■ **Exercise aim**: Scan the records for the word "prices". Copy each line that includes it.

■ **Recorded data**:
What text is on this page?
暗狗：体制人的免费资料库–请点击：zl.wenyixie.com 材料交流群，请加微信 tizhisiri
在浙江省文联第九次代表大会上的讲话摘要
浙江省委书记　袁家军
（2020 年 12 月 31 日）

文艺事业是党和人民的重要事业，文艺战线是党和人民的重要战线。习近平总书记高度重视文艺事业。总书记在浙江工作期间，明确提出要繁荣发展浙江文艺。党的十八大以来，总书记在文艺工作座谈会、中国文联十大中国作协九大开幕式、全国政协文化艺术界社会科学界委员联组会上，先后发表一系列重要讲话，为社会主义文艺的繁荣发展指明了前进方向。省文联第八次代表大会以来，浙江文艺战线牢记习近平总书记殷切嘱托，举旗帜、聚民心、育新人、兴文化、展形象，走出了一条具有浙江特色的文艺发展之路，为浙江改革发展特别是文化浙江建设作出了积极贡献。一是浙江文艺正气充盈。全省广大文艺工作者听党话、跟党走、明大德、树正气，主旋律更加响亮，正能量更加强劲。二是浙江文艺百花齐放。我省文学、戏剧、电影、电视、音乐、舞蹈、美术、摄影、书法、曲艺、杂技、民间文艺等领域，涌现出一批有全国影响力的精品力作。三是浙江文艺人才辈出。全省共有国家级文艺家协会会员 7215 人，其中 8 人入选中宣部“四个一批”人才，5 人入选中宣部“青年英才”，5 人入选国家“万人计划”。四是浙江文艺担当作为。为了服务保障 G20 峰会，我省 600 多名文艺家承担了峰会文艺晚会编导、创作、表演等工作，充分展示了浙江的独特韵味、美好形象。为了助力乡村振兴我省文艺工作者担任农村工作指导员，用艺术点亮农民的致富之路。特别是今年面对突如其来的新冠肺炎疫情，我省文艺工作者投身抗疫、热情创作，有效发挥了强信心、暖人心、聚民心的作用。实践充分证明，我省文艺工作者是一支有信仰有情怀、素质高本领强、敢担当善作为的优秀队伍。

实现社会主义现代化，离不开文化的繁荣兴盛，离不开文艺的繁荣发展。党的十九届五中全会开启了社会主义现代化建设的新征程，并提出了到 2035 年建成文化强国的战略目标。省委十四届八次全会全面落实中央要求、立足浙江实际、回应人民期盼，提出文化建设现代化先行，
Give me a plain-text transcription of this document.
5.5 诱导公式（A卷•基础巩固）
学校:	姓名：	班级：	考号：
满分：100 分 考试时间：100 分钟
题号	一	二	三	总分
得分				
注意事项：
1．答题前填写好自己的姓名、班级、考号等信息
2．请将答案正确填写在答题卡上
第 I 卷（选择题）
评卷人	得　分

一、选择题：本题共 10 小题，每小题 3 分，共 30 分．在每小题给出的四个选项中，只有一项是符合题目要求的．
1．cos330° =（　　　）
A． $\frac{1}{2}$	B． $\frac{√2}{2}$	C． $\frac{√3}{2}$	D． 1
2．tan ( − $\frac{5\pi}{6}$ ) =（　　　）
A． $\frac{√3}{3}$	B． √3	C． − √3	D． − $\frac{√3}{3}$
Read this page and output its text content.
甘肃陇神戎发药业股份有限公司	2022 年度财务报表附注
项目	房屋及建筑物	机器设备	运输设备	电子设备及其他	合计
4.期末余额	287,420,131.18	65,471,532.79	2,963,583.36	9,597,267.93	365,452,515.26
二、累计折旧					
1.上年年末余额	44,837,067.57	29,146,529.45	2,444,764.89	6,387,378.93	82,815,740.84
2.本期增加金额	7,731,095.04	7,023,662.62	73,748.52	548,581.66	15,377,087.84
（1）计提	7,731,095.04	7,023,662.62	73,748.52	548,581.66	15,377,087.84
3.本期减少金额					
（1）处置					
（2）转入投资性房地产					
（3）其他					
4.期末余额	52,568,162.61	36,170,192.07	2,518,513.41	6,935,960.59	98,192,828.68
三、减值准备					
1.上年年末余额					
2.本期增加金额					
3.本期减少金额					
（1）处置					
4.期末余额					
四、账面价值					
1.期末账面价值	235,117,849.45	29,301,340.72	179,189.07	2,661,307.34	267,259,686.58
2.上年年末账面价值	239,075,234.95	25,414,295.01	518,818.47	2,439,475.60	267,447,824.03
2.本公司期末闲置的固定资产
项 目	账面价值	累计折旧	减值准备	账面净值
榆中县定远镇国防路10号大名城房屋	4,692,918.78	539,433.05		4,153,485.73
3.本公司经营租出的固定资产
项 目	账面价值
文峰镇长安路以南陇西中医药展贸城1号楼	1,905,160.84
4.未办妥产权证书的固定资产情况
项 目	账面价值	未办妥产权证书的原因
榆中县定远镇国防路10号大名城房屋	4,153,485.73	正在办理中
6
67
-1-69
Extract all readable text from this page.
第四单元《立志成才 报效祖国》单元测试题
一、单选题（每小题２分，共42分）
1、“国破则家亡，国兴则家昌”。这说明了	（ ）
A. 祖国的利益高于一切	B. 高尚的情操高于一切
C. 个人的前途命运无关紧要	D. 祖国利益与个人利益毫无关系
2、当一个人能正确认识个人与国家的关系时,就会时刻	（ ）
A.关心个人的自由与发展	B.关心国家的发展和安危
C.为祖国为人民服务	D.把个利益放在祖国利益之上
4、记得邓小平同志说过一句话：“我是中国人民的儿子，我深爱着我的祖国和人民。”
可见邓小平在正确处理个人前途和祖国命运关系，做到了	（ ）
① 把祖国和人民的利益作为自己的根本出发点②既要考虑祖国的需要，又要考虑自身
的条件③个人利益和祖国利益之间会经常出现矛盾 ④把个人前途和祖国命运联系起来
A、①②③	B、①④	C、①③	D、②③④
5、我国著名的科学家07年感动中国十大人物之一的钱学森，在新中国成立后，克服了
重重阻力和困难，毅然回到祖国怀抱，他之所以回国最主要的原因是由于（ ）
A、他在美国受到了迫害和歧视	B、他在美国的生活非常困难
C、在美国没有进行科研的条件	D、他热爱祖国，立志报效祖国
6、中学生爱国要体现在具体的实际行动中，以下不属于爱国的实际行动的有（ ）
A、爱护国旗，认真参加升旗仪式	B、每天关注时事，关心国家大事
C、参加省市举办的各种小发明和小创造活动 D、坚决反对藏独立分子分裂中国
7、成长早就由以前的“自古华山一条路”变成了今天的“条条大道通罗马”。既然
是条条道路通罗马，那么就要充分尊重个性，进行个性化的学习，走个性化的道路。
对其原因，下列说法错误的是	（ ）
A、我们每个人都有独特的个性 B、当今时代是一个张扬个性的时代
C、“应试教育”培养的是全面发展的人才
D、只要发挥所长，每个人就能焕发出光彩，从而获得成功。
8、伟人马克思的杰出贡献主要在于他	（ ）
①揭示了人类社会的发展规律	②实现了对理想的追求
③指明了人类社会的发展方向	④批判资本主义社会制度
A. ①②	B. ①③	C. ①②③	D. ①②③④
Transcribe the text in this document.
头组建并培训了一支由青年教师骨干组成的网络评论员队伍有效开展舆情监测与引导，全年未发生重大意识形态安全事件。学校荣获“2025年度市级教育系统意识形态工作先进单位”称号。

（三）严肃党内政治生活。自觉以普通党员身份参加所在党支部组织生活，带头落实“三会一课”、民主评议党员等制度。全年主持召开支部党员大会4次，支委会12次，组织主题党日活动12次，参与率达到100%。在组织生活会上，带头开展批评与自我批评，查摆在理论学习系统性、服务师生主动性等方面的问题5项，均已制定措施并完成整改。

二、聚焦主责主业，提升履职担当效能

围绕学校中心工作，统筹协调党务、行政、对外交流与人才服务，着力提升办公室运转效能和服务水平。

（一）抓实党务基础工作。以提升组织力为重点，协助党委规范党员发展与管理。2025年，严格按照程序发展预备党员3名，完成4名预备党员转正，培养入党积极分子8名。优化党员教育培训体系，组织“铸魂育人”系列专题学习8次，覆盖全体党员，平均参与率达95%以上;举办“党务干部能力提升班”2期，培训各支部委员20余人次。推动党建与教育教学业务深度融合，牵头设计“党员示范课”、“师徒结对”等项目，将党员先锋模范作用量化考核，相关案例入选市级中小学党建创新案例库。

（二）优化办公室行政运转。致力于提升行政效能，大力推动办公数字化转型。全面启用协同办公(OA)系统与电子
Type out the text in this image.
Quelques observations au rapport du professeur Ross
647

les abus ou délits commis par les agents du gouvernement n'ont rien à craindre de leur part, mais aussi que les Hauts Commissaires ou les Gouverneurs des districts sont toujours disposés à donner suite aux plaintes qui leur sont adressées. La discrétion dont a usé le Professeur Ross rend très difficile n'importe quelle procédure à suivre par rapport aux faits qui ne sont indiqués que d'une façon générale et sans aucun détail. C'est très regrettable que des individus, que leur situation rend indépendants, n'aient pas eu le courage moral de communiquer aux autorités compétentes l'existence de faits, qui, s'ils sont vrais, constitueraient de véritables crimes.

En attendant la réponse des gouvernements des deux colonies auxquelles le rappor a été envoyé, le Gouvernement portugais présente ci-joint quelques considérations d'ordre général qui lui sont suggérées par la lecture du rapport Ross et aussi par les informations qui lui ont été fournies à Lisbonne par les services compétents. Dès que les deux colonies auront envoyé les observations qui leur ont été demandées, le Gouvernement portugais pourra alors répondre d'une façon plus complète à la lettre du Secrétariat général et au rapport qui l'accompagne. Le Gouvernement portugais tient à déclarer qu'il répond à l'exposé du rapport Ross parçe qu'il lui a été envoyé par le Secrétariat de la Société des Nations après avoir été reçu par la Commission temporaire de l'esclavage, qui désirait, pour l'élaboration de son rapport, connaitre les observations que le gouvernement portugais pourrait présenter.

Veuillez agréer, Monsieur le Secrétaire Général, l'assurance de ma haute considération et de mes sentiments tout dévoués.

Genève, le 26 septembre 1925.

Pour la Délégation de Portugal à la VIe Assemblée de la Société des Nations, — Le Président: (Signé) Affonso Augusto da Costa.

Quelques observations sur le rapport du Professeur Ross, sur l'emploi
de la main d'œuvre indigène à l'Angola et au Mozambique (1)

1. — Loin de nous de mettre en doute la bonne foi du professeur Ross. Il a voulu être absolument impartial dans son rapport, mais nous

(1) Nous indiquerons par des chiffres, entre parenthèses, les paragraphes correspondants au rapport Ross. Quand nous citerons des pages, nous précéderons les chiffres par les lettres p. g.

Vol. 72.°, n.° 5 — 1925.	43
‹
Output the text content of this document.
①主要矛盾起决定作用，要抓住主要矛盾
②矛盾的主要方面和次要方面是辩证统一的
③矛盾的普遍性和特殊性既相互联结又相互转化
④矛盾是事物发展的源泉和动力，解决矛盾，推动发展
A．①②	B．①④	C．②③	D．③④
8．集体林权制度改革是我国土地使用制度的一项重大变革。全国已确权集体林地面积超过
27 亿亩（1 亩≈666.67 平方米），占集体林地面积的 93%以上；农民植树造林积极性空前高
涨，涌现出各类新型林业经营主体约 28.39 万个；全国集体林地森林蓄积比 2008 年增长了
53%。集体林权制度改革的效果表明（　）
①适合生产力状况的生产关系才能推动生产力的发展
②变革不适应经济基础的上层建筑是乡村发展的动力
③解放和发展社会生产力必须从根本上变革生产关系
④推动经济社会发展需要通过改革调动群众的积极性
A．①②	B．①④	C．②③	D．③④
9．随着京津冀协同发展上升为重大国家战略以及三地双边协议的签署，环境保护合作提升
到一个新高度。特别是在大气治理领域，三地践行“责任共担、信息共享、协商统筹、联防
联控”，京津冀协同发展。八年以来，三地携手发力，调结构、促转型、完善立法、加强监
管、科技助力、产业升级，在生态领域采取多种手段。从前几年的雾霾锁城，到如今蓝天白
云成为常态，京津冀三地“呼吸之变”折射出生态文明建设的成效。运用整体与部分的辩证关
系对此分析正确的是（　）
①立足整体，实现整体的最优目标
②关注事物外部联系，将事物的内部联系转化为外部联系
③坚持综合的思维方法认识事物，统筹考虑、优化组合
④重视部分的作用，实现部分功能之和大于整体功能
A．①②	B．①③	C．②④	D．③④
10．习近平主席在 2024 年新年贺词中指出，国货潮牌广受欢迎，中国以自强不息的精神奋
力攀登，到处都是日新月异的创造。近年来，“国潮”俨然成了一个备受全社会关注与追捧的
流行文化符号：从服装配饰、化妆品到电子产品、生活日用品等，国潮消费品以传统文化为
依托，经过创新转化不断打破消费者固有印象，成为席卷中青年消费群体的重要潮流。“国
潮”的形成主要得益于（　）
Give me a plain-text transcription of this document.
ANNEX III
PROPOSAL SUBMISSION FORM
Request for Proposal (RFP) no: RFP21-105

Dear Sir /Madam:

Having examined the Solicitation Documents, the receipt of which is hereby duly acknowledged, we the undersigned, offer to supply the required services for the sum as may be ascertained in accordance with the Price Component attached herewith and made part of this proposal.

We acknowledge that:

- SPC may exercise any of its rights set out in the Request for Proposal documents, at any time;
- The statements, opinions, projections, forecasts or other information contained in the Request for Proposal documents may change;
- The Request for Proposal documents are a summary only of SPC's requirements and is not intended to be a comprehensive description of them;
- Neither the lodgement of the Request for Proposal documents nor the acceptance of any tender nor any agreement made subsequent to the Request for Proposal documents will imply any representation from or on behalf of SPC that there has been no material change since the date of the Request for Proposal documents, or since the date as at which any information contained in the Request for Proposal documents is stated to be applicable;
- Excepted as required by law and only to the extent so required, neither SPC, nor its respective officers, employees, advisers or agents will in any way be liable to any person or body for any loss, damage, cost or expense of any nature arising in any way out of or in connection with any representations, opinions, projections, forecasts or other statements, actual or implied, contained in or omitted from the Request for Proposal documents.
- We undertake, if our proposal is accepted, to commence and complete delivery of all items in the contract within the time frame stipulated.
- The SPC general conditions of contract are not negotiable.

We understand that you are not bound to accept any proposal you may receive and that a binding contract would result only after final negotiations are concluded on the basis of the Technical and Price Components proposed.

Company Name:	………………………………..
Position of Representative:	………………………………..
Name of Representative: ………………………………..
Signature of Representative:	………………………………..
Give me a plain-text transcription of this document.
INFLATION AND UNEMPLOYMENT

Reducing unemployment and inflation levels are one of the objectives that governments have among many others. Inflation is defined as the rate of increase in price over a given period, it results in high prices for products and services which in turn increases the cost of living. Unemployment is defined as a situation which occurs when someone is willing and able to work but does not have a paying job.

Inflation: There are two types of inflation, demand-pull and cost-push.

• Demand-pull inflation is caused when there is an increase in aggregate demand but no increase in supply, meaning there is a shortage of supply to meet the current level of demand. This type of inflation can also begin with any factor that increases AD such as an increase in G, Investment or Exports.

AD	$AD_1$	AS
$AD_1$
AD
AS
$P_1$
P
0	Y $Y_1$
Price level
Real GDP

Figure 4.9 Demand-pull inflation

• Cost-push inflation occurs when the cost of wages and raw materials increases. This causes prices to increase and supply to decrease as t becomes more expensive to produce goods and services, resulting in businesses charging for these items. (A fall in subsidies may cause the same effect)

■ **Written solution**:
Reducing unemployment and inflation levels are one of the objectives that governments have among many others. Inflation is defined as the rate of increase in price over a given period, it results in high prices for products and services which in turn increases the cost of living. Unemployment is defined as a situation which occurs when someone is willing and able to work but does not have a paying job.
• Cost-push inflation occurs when the cost of wages and raw materials increases. This causes prices to increase and supply to decrease as t becomes more expensive to produce goods and services, resulting in businesses charging for these items. (A fall in subsidies may cause the same effect)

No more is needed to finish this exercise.